▶ **Task requirements**
Among the records below, find each line that includes the string "data" and copy it.

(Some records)
■ ■ ■

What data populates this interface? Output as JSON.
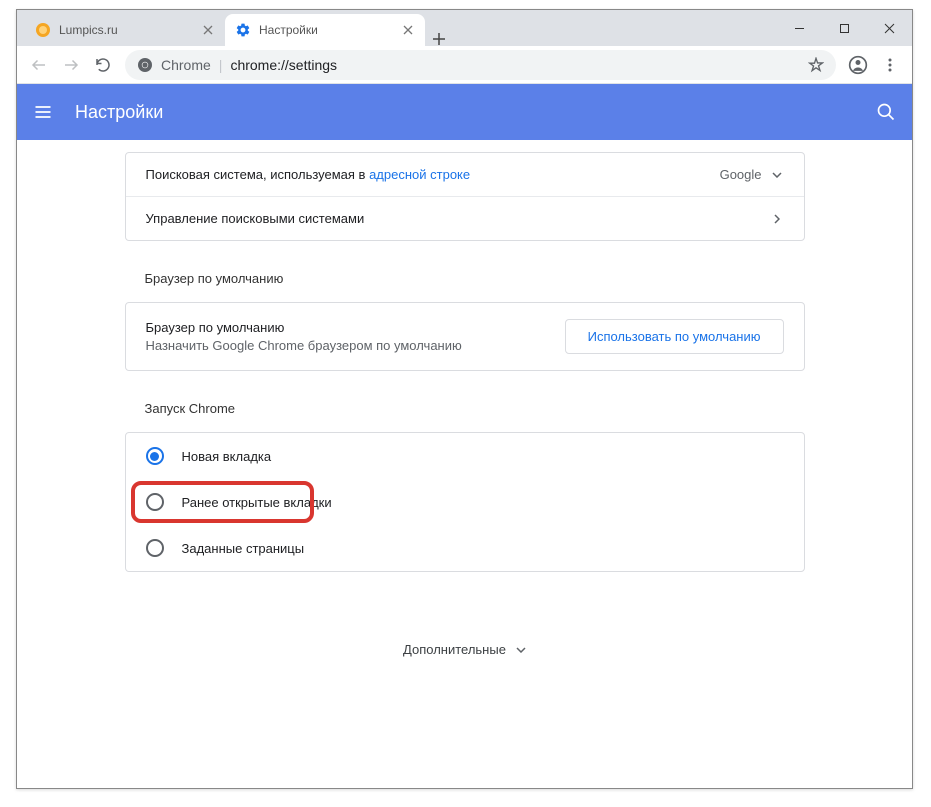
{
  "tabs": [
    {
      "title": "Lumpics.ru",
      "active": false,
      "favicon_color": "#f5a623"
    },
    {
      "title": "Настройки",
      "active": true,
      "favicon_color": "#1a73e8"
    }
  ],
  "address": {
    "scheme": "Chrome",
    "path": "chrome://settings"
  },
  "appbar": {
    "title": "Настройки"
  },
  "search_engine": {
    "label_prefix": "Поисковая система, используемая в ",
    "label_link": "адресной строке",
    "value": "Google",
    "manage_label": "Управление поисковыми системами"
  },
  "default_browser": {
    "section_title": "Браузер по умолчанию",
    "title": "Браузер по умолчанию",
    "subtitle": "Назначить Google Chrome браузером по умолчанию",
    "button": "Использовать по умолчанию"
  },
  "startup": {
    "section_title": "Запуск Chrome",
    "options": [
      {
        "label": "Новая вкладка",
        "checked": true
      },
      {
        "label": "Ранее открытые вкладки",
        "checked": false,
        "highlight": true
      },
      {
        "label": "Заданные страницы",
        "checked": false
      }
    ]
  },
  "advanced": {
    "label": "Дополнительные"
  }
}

■ ■ ■

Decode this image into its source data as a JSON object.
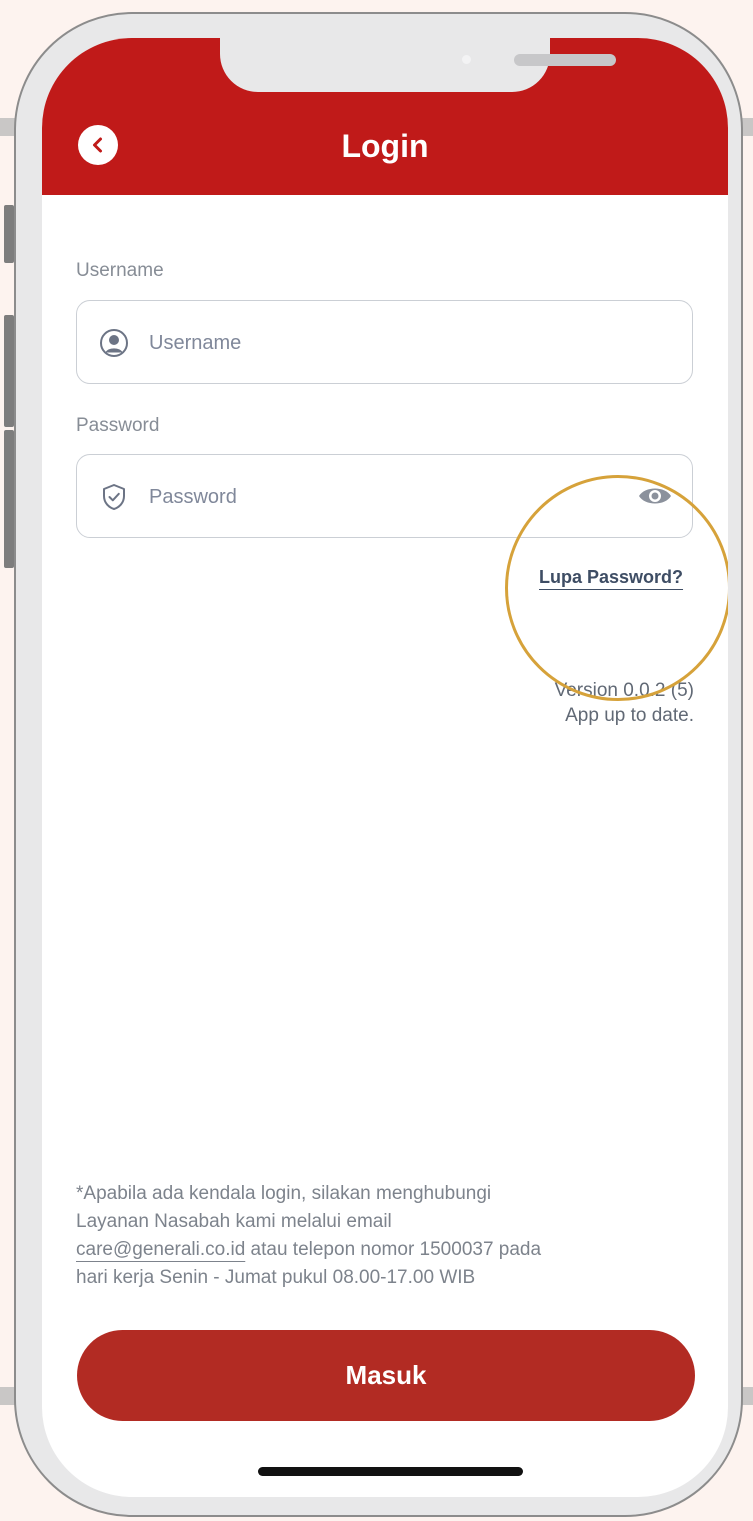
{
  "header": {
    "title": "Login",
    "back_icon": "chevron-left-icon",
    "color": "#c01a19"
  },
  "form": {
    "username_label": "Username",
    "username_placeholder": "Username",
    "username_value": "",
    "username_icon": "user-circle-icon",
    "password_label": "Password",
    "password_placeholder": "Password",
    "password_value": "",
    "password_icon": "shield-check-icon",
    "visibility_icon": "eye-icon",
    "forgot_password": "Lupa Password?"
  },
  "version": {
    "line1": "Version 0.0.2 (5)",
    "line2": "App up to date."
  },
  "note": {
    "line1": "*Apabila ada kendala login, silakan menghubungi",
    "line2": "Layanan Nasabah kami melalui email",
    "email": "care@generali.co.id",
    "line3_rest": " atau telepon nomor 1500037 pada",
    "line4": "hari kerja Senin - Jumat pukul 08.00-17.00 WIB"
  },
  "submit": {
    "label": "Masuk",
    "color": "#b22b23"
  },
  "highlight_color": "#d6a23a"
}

■ ■ ■

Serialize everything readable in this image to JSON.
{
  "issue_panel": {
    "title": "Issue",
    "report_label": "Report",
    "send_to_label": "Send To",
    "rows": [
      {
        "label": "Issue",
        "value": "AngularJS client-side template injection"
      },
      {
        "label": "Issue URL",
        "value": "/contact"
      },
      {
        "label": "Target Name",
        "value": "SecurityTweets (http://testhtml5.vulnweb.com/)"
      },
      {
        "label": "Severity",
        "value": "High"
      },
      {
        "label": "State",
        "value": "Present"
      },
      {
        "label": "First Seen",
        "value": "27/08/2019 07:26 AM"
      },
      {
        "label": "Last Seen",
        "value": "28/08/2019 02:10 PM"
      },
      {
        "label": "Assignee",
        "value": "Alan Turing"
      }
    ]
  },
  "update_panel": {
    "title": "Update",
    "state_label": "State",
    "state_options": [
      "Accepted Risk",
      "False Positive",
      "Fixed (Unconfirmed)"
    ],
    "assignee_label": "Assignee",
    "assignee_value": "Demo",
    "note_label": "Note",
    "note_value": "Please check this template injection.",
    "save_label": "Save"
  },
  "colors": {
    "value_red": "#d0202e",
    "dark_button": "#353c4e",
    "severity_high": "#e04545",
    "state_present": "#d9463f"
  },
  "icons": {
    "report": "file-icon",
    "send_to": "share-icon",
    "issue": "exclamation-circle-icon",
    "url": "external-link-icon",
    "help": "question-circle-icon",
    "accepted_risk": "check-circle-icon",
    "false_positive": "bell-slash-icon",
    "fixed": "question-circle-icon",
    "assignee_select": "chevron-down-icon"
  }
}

■ ■ ■

▶ **Task result**
What data populates this interface? Output as JSON.
Decode this image into its source data as a JSON object.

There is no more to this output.